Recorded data
# # # # # # #
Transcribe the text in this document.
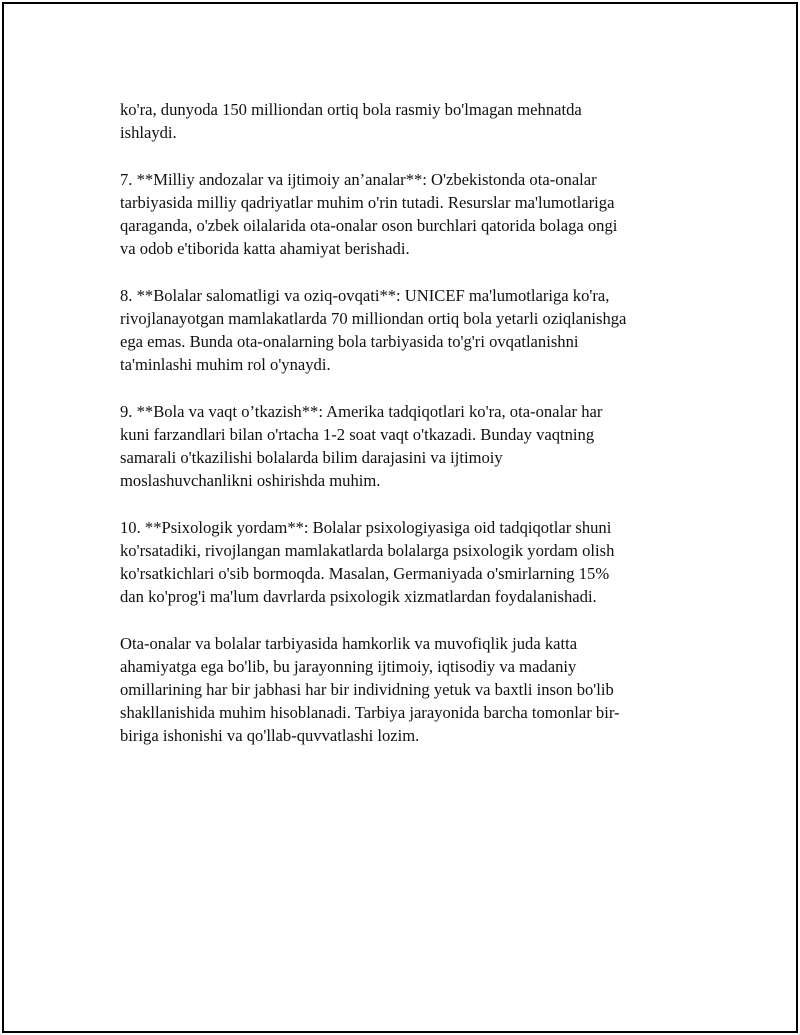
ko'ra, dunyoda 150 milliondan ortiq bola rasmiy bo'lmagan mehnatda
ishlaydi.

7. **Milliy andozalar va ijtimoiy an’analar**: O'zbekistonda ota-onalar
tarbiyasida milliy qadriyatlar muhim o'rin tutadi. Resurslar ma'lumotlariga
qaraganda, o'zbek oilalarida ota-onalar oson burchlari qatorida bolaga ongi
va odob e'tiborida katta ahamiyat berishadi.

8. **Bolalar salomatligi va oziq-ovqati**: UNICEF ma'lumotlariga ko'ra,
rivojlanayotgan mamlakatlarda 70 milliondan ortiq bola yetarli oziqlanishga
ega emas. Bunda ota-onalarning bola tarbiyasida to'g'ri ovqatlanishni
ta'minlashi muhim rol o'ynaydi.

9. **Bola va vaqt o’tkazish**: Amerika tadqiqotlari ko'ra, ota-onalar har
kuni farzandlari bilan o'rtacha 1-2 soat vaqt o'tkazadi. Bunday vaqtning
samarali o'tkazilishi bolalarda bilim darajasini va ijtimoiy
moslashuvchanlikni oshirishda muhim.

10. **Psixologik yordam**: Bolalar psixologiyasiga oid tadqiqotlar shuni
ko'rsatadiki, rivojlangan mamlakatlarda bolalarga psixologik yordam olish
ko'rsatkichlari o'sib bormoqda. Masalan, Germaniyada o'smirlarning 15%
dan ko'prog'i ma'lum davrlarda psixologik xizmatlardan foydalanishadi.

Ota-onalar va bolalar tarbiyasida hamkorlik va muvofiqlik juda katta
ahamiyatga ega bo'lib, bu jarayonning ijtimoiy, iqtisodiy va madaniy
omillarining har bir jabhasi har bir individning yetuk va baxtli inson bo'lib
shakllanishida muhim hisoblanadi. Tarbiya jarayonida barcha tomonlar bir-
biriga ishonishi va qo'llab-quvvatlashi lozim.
# # # # # # #
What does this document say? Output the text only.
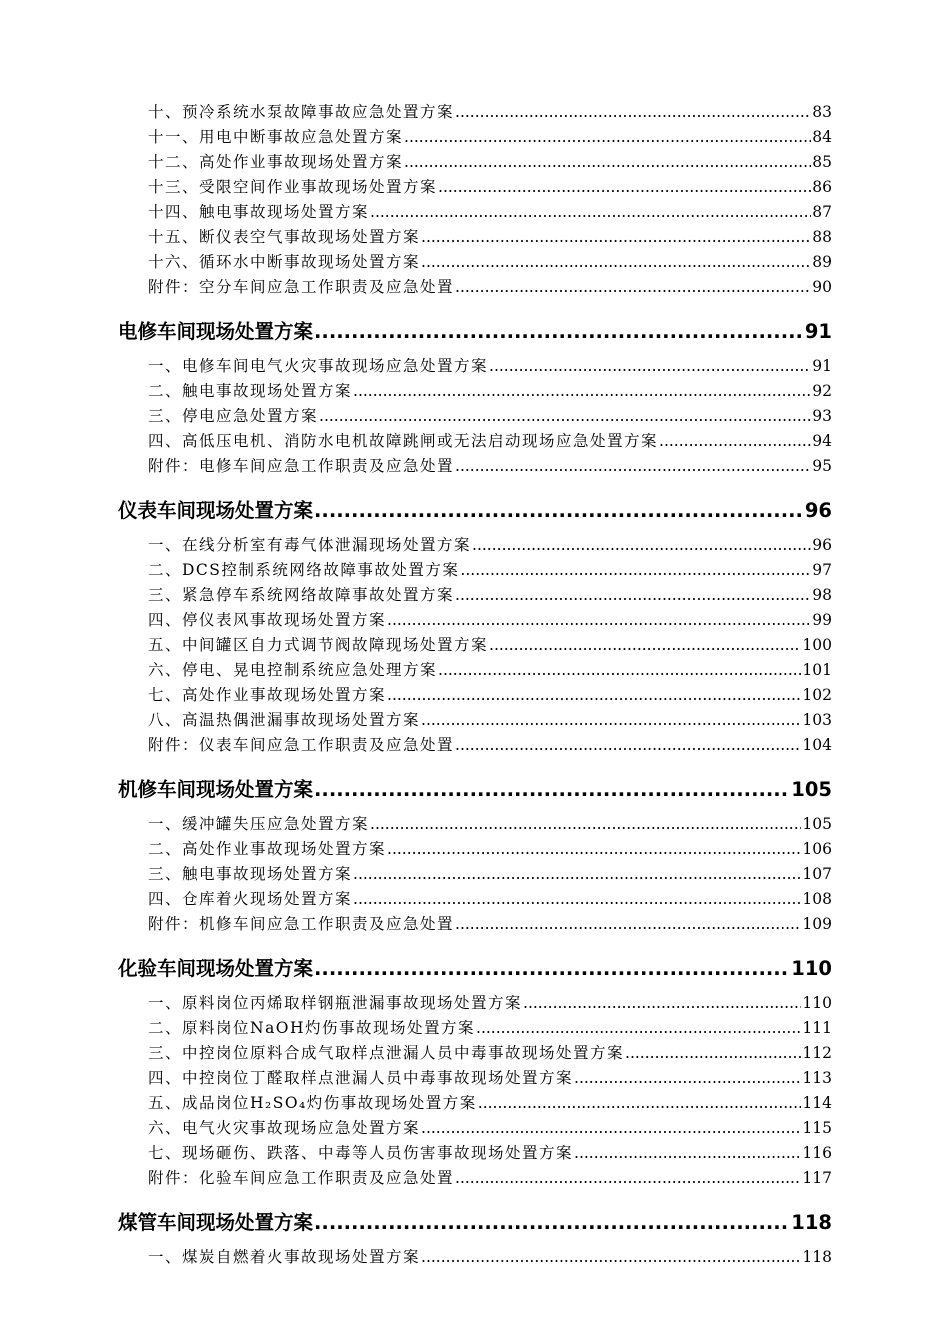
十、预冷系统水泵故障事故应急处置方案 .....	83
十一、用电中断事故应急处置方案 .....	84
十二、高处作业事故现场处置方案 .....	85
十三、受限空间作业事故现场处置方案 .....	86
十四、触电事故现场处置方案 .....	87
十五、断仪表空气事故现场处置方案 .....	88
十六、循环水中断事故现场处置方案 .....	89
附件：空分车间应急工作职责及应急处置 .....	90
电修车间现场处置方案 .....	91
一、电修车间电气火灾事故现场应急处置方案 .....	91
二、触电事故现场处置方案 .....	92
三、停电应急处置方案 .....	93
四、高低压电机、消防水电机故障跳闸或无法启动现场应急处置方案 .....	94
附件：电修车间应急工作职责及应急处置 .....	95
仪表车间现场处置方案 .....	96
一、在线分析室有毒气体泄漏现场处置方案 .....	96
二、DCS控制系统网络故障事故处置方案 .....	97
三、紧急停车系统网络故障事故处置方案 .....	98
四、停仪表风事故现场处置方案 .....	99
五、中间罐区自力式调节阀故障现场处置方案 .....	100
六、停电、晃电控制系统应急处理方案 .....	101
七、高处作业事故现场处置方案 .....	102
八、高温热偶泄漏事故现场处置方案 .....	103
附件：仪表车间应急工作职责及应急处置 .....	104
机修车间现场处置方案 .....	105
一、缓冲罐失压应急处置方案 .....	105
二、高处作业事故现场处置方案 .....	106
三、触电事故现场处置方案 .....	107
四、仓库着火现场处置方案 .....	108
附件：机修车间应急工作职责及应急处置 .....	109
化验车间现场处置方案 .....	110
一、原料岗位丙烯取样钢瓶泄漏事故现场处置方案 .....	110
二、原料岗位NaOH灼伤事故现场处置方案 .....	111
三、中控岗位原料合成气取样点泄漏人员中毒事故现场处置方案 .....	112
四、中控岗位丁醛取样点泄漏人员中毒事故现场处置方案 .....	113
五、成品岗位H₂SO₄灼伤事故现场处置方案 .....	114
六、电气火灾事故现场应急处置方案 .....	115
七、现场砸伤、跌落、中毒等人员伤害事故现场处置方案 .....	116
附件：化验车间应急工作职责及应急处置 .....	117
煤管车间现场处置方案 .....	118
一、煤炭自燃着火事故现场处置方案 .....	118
# # # # # # #
SHORT TASK: Copy out all lines where the word "触电事故现场处置方案" appears.

THE COMPLETED TASK:
十四、触电事故现场处置方案 .....	87
二、触电事故现场处置方案 .....	92
三、触电事故现场处置方案 .....	107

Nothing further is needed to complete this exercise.